Written problem:
The records should be written out in full, with nothing altered.

Input for this task:
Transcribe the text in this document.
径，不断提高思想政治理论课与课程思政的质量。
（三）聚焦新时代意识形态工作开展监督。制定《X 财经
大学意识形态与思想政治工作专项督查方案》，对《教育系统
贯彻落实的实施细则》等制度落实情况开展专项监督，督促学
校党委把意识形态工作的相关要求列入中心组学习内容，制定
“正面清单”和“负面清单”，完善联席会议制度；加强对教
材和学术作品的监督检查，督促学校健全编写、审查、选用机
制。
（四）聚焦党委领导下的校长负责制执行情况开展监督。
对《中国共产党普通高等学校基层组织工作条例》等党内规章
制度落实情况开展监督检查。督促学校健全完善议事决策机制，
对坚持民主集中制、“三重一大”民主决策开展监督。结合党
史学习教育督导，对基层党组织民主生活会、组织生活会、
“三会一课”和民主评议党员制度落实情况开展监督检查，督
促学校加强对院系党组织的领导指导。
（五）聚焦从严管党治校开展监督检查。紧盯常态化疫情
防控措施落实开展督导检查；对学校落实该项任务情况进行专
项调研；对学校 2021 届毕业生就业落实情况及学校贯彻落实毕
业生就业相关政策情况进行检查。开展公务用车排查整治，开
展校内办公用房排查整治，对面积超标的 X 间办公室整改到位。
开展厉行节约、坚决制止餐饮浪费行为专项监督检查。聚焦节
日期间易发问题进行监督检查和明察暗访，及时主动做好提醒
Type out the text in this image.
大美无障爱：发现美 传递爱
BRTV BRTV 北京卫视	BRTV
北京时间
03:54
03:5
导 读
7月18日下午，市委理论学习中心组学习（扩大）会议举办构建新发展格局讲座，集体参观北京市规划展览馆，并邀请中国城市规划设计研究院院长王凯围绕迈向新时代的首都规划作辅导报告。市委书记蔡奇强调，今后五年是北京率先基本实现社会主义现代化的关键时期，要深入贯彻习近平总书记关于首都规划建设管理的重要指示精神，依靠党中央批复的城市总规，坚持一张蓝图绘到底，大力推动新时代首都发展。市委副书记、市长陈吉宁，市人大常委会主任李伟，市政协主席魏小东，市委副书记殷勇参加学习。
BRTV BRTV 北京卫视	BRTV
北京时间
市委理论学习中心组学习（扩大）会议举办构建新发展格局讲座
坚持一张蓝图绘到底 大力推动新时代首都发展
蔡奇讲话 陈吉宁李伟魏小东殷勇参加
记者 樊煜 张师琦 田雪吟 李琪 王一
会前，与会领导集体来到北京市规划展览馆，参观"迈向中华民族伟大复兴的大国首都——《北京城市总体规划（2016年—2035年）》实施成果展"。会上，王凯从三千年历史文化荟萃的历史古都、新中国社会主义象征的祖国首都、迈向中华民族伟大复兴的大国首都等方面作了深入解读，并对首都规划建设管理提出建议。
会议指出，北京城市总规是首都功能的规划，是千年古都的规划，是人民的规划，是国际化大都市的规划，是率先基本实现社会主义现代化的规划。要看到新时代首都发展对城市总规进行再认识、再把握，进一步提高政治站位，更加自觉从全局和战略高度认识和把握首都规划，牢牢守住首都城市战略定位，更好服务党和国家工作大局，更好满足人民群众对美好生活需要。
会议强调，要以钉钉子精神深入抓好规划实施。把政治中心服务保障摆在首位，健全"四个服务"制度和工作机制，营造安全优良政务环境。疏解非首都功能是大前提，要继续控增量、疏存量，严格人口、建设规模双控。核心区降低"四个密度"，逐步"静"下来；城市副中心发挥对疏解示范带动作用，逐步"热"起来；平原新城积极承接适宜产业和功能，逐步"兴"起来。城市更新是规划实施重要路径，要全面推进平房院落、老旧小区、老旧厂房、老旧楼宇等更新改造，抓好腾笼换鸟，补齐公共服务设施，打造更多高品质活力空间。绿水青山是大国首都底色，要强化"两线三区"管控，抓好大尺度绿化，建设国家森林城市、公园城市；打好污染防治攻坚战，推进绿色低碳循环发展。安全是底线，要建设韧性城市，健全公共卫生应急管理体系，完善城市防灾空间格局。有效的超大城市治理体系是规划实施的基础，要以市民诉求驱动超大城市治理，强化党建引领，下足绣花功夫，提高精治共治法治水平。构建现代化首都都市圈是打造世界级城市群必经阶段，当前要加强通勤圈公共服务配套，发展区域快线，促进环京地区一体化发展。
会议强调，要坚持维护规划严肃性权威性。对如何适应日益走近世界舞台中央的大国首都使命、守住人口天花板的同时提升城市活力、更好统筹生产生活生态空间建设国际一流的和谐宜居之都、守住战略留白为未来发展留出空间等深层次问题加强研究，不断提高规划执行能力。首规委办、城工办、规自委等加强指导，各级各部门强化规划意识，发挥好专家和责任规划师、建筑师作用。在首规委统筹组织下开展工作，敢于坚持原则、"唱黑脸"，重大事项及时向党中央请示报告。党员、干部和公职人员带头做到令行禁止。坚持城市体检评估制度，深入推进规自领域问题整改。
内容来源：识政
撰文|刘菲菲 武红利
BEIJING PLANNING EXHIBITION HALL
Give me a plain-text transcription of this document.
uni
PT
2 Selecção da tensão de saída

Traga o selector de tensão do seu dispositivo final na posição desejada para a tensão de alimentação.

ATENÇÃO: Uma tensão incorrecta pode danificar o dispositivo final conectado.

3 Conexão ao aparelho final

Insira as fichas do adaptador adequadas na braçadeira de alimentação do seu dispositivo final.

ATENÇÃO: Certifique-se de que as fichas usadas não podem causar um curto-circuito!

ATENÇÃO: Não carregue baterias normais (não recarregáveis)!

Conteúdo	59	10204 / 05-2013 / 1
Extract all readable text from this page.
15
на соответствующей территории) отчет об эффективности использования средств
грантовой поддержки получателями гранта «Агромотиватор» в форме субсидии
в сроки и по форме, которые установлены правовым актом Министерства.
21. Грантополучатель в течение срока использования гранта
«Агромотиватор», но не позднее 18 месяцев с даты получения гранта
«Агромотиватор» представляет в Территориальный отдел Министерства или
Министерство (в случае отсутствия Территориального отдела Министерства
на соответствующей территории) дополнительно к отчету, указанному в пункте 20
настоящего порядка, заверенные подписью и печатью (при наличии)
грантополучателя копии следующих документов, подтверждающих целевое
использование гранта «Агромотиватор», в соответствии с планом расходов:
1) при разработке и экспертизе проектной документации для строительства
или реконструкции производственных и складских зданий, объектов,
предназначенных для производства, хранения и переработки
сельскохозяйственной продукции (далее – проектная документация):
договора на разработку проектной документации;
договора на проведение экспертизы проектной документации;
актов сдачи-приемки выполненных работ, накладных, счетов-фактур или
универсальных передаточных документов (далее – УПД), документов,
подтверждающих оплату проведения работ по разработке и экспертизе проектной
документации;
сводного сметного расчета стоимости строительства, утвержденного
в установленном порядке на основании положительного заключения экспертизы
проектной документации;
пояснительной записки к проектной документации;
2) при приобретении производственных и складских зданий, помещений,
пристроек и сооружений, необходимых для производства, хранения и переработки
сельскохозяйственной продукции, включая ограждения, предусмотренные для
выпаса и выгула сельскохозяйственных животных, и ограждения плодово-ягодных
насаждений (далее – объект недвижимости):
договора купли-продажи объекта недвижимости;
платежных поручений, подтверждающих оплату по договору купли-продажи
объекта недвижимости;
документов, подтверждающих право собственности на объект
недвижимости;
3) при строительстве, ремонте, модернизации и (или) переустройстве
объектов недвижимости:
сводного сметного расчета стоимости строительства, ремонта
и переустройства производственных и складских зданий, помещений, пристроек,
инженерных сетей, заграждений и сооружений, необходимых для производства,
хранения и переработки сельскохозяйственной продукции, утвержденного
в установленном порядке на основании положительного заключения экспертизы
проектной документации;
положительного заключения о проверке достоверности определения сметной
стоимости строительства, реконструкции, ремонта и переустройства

Exercise response:
Transcribe the text in this document.
径，不断提高思想政治理论课与课程思政的质量。
（三）聚焦新时代意识形态工作开展监督。制定《X 财经
大学意识形态与思想政治工作专项督查方案》，对《教育系统
贯彻落实的实施细则》等制度落实情况开展专项监督，督促学
校党委把意识形态工作的相关要求列入中心组学习内容，制定
“正面清单”和“负面清单”，完善联席会议制度；加强对教
材和学术作品的监督检查，督促学校健全编写、审查、选用机
制。
（四）聚焦党委领导下的校长负责制执行情况开展监督。
对《中国共产党普通高等学校基层组织工作条例》等党内规章
制度落实情况开展监督检查。督促学校健全完善议事决策机制，
对坚持民主集中制、“三重一大”民主决策开展监督。结合党
史学习教育督导，对基层党组织民主生活会、组织生活会、
“三会一课”和民主评议党员制度落实情况开展监督检查，督
促学校加强对院系党组织的领导指导。
（五）聚焦从严管党治校开展监督检查。紧盯常态化疫情
防控措施落实开展督导检查；对学校落实该项任务情况进行专
项调研；对学校 2021 届毕业生就业落实情况及学校贯彻落实毕
业生就业相关政策情况进行检查。开展公务用车排查整治，开
展校内办公用房排查整治，对面积超标的 X 间办公室整改到位。
开展厉行节约、坚决制止餐饮浪费行为专项监督检查。聚焦节
日期间易发问题进行监督检查和明察暗访，及时主动做好提醒
Type out the text in this image.
大美无障爱：发现美 传递爱
BRTV BRTV 北京卫视	BRTV
北京时间
03:54
03:5
导 读
7月18日下午，市委理论学习中心组学习（扩大）会议举办构建新发展格局讲座，集体参观北京市规划展览馆，并邀请中国城市规划设计研究院院长王凯围绕迈向新时代的首都规划作辅导报告。市委书记蔡奇强调，今后五年是北京率先基本实现社会主义现代化的关键时期，要深入贯彻习近平总书记关于首都规划建设管理的重要指示精神，依靠党中央批复的城市总规，坚持一张蓝图绘到底，大力推动新时代首都发展。市委副书记、市长陈吉宁，市人大常委会主任李伟，市政协主席魏小东，市委副书记殷勇参加学习。
BRTV BRTV 北京卫视	BRTV
北京时间
市委理论学习中心组学习（扩大）会议举办构建新发展格局讲座
坚持一张蓝图绘到底 大力推动新时代首都发展
蔡奇讲话 陈吉宁李伟魏小东殷勇参加
记者 樊煜 张师琦 田雪吟 李琪 王一
会前，与会领导集体来到北京市规划展览馆，参观"迈向中华民族伟大复兴的大国首都——《北京城市总体规划（2016年—2035年）》实施成果展"。会上，王凯从三千年历史文化荟萃的历史古都、新中国社会主义象征的祖国首都、迈向中华民族伟大复兴的大国首都等方面作了深入解读，并对首都规划建设管理提出建议。
会议指出，北京城市总规是首都功能的规划，是千年古都的规划，是人民的规划，是国际化大都市的规划，是率先基本实现社会主义现代化的规划。要看到新时代首都发展对城市总规进行再认识、再把握，进一步提高政治站位，更加自觉从全局和战略高度认识和把握首都规划，牢牢守住首都城市战略定位，更好服务党和国家工作大局，更好满足人民群众对美好生活需要。
会议强调，要以钉钉子精神深入抓好规划实施。把政治中心服务保障摆在首位，健全"四个服务"制度和工作机制，营造安全优良政务环境。疏解非首都功能是大前提，要继续控增量、疏存量，严格人口、建设规模双控。核心区降低"四个密度"，逐步"静"下来；城市副中心发挥对疏解示范带动作用，逐步"热"起来；平原新城积极承接适宜产业和功能，逐步"兴"起来。城市更新是规划实施重要路径，要全面推进平房院落、老旧小区、老旧厂房、老旧楼宇等更新改造，抓好腾笼换鸟，补齐公共服务设施，打造更多高品质活力空间。绿水青山是大国首都底色，要强化"两线三区"管控，抓好大尺度绿化，建设国家森林城市、公园城市；打好污染防治攻坚战，推进绿色低碳循环发展。安全是底线，要建设韧性城市，健全公共卫生应急管理体系，完善城市防灾空间格局。有效的超大城市治理体系是规划实施的基础，要以市民诉求驱动超大城市治理，强化党建引领，下足绣花功夫，提高精治共治法治水平。构建现代化首都都市圈是打造世界级城市群必经阶段，当前要加强通勤圈公共服务配套，发展区域快线，促进环京地区一体化发展。
会议强调，要坚持维护规划严肃性权威性。对如何适应日益走近世界舞台中央的大国首都使命、守住人口天花板的同时提升城市活力、更好统筹生产生活生态空间建设国际一流的和谐宜居之都、守住战略留白为未来发展留出空间等深层次问题加强研究，不断提高规划执行能力。首规委办、城工办、规自委等加强指导，各级各部门强化规划意识，发挥好专家和责任规划师、建筑师作用。在首规委统筹组织下开展工作，敢于坚持原则、"唱黑脸"，重大事项及时向党中央请示报告。党员、干部和公职人员带头做到令行禁止。坚持城市体检评估制度，深入推进规自领域问题整改。
内容来源：识政
撰文|刘菲菲 武红利
BEIJING PLANNING EXHIBITION HALL
Give me a plain-text transcription of this document.
uni
PT
2 Selecção da tensão de saída

Traga o selector de tensão do seu dispositivo final na posição desejada para a tensão de alimentação.

ATENÇÃO: Uma tensão incorrecta pode danificar o dispositivo final conectado.

3 Conexão ao aparelho final

Insira as fichas do adaptador adequadas na braçadeira de alimentação do seu dispositivo final.

ATENÇÃO: Certifique-se de que as fichas usadas não podem causar um curto-circuito!

ATENÇÃO: Não carregue baterias normais (não recarregáveis)!

Conteúdo	59	10204 / 05-2013 / 1
Extract all readable text from this page.
15
на соответствующей территории) отчет об эффективности использования средств
грантовой поддержки получателями гранта «Агромотиватор» в форме субсидии
в сроки и по форме, которые установлены правовым актом Министерства.
21. Грантополучатель в течение срока использования гранта
«Агромотиватор», но не позднее 18 месяцев с даты получения гранта
«Агромотиватор» представляет в Территориальный отдел Министерства или
Министерство (в случае отсутствия Территориального отдела Министерства
на соответствующей территории) дополнительно к отчету, указанному в пункте 20
настоящего порядка, заверенные подписью и печатью (при наличии)
грантополучателя копии следующих документов, подтверждающих целевое
использование гранта «Агромотиватор», в соответствии с планом расходов:
1) при разработке и экспертизе проектной документации для строительства
или реконструкции производственных и складских зданий, объектов,
предназначенных для производства, хранения и переработки
сельскохозяйственной продукции (далее – проектная документация):
договора на разработку проектной документации;
договора на проведение экспертизы проектной документации;
актов сдачи-приемки выполненных работ, накладных, счетов-фактур или
универсальных передаточных документов (далее – УПД), документов,
подтверждающих оплату проведения работ по разработке и экспертизе проектной
документации;
сводного сметного расчета стоимости строительства, утвержденного
в установленном порядке на основании положительного заключения экспертизы
проектной документации;
пояснительной записки к проектной документации;
2) при приобретении производственных и складских зданий, помещений,
пристроек и сооружений, необходимых для производства, хранения и переработки
сельскохозяйственной продукции, включая ограждения, предусмотренные для
выпаса и выгула сельскохозяйственных животных, и ограждения плодово-ягодных
насаждений (далее – объект недвижимости):
договора купли-продажи объекта недвижимости;
платежных поручений, подтверждающих оплату по договору купли-продажи
объекта недвижимости;
документов, подтверждающих право собственности на объект
недвижимости;
3) при строительстве, ремонте, модернизации и (или) переустройстве
объектов недвижимости:
сводного сметного расчета стоимости строительства, ремонта
и переустройства производственных и складских зданий, помещений, пристроек,
инженерных сетей, заграждений и сооружений, необходимых для производства,
хранения и переработки сельскохозяйственной продукции, утвержденного
в установленном порядке на основании положительного заключения экспертизы
проектной документации;
положительного заключения о проверке достоверности определения сметной
стоимости строительства, реконструкции, ремонта и переустройства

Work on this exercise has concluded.